(DATA TO PROCESS):
--------------------

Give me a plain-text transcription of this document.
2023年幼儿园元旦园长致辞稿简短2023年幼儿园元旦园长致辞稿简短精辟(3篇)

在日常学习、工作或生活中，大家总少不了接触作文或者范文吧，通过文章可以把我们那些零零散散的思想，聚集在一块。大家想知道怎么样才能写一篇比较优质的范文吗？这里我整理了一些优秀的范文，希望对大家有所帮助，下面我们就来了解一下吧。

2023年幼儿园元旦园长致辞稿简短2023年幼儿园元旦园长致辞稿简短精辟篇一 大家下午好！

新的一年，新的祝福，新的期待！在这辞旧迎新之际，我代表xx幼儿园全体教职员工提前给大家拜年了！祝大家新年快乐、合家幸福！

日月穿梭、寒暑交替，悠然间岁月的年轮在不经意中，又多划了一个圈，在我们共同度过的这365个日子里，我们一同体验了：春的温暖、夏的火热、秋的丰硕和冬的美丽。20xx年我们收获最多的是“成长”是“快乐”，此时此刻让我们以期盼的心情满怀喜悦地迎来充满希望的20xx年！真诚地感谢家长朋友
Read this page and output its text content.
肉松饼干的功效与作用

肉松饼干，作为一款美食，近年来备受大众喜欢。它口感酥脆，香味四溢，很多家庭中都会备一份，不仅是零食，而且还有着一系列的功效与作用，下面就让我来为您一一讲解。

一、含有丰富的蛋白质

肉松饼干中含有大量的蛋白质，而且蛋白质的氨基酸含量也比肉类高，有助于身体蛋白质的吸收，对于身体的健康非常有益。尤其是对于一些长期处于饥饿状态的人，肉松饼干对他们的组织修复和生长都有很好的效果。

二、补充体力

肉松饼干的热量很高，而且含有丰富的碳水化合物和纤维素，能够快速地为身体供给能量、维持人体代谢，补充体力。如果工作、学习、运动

--------------------

(PROBLEM REQUIREMENTS): Your task is to write out the lines from the one with "Read this page and output its text content." through the end of the records, exactly and with nothing added.

(EXERCISE ANSWER):
Read this page and output its text content.
肉松饼干的功效与作用

肉松饼干，作为一款美食，近年来备受大众喜欢。它口感酥脆，香味四溢，很多家庭中都会备一份，不仅是零食，而且还有着一系列的功效与作用，下面就让我来为您一一讲解。

一、含有丰富的蛋白质

肉松饼干中含有大量的蛋白质，而且蛋白质的氨基酸含量也比肉类高，有助于身体蛋白质的吸收，对于身体的健康非常有益。尤其是对于一些长期处于饥饿状态的人，肉松饼干对他们的组织修复和生长都有很好的效果。

二、补充体力

肉松饼干的热量很高，而且含有丰富的碳水化合物和纤维素，能够快速地为身体供给能量、维持人体代谢，补充体力。如果工作、学习、运动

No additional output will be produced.